● INFORMATION SHOWN:
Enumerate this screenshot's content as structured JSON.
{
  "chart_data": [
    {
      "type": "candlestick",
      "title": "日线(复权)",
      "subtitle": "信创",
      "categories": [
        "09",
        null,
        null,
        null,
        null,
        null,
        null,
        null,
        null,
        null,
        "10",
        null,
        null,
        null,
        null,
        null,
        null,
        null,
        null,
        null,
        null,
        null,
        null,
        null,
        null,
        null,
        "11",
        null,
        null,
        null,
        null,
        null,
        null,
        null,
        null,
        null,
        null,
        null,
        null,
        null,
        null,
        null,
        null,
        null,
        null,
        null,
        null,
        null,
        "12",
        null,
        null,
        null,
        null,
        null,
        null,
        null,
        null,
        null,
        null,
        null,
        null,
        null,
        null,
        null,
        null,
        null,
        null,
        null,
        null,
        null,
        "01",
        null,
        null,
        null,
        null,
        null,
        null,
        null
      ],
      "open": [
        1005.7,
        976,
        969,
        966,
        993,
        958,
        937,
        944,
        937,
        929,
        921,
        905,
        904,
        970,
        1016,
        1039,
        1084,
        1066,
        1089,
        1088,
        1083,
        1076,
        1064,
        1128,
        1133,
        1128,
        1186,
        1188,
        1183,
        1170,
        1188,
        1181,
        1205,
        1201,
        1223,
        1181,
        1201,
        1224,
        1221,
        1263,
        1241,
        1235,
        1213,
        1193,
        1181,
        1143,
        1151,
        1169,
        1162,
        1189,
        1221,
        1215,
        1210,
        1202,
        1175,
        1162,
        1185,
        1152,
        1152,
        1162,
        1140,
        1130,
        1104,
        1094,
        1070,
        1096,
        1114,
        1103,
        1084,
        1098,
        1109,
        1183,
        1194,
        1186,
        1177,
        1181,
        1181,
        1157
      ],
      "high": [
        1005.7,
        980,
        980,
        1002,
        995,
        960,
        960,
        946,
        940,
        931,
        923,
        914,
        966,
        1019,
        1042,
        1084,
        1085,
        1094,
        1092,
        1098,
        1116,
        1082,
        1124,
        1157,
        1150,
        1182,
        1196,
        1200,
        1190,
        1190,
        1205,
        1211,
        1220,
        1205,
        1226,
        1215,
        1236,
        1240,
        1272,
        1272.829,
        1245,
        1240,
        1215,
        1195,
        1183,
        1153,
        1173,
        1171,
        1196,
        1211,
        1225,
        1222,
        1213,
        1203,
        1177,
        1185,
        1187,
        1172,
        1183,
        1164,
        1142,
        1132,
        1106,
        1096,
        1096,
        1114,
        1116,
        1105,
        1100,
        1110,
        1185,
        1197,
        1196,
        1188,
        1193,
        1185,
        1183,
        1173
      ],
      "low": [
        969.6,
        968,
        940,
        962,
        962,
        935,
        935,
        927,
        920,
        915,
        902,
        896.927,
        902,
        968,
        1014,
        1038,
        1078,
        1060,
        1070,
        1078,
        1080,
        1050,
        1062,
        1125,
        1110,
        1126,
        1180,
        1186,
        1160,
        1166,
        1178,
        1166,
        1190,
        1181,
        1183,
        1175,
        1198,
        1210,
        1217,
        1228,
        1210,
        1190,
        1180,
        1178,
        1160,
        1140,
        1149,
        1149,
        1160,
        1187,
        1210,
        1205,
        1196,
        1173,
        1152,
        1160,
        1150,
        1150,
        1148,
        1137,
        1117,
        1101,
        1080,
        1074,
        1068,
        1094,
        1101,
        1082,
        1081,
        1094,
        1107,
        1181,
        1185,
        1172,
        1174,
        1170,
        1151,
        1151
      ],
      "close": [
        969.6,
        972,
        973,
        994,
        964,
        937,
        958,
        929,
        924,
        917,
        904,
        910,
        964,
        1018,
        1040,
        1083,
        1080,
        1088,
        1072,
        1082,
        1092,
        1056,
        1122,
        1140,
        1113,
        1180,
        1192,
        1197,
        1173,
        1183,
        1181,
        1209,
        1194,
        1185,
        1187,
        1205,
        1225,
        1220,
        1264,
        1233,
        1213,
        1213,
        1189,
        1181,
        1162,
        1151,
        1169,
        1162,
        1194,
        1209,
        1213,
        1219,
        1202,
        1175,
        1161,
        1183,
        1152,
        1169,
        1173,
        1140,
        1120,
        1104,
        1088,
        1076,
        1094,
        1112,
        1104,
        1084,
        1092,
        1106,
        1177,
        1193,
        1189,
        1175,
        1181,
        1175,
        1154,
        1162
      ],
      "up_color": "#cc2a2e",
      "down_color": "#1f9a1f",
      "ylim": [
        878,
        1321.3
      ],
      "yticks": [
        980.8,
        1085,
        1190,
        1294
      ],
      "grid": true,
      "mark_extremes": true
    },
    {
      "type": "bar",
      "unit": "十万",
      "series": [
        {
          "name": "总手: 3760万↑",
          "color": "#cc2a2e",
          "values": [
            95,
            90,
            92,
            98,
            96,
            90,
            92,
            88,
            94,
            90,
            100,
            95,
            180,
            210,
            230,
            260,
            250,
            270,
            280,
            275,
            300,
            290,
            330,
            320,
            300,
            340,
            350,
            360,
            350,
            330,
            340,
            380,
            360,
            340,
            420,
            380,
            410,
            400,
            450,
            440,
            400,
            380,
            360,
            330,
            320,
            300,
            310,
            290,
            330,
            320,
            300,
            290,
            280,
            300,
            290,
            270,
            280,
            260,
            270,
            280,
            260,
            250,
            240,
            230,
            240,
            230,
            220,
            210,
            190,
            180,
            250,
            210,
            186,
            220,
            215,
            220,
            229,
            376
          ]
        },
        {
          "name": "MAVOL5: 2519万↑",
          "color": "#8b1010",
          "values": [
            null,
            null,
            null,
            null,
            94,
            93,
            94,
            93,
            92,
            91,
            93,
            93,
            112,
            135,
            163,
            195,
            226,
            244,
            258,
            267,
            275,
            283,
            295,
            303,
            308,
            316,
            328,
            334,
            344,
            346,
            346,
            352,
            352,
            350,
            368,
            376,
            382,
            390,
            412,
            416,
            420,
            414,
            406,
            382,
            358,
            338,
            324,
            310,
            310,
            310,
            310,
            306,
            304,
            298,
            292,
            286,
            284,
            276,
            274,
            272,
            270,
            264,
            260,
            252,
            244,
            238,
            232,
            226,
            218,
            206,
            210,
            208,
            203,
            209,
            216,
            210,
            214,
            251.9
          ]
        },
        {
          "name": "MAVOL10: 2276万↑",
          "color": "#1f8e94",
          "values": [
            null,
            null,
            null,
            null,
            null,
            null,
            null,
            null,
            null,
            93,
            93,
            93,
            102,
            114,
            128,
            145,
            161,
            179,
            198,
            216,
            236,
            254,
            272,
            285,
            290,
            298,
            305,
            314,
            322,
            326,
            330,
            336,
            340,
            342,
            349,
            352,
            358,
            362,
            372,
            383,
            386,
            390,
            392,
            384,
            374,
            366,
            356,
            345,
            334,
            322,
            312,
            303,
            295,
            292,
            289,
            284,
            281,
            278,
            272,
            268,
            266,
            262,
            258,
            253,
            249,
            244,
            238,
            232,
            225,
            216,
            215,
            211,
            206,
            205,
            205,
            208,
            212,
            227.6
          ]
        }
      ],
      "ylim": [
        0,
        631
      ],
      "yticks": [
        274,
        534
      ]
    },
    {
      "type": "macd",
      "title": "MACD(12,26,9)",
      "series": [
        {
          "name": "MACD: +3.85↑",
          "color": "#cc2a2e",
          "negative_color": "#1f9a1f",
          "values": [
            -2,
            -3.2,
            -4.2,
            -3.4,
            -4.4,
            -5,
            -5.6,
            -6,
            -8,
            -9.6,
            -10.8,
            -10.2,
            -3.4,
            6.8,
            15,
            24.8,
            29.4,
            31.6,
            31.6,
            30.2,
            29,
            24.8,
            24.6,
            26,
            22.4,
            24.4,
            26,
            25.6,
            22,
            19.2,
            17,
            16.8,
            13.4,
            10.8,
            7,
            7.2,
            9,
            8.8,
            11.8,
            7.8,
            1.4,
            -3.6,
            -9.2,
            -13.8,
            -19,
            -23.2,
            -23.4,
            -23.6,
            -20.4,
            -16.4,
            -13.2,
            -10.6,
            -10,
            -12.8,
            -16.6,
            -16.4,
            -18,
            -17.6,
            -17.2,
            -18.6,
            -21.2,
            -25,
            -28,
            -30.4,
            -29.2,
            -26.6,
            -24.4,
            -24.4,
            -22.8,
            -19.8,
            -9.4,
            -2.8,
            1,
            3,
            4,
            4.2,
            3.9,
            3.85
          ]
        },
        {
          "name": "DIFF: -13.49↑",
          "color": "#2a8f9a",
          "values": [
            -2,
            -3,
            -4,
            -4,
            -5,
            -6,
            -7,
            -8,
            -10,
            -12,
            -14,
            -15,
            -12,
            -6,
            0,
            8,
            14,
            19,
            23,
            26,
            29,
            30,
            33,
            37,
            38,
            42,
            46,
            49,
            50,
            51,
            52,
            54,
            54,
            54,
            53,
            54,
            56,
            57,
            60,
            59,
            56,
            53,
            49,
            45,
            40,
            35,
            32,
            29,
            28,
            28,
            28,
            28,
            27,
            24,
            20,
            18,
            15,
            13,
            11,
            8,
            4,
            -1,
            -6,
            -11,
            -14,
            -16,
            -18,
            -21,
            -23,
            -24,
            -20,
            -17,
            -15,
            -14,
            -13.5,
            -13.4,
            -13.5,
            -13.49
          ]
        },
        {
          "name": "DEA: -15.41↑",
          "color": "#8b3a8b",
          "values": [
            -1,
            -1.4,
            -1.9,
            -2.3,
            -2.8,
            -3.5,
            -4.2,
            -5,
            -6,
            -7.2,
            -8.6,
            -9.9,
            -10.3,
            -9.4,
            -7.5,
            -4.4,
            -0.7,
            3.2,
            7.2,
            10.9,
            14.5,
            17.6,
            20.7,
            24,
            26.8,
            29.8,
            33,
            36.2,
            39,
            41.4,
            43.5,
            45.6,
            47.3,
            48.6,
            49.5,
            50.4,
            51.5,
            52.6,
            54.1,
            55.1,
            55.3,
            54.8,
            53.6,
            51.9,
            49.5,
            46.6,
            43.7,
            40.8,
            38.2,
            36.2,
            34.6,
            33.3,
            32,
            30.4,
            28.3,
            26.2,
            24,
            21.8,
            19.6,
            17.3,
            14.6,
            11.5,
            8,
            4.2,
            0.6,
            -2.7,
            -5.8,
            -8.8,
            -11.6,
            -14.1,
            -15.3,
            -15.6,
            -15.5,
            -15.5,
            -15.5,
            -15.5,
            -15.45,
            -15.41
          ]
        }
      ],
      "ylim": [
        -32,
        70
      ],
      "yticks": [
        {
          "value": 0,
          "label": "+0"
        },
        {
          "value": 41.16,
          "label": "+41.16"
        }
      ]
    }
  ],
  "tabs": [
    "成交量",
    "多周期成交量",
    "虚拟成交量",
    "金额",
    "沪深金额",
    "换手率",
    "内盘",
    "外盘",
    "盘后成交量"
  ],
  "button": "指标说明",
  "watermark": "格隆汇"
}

● EXERCISE INSTRUCTIONS: Report each line in the preceding entries that holds the string "type".

● WRITTEN ANSWER:
      "type": "candlestick",
      "type": "bar",
      "type": "macd",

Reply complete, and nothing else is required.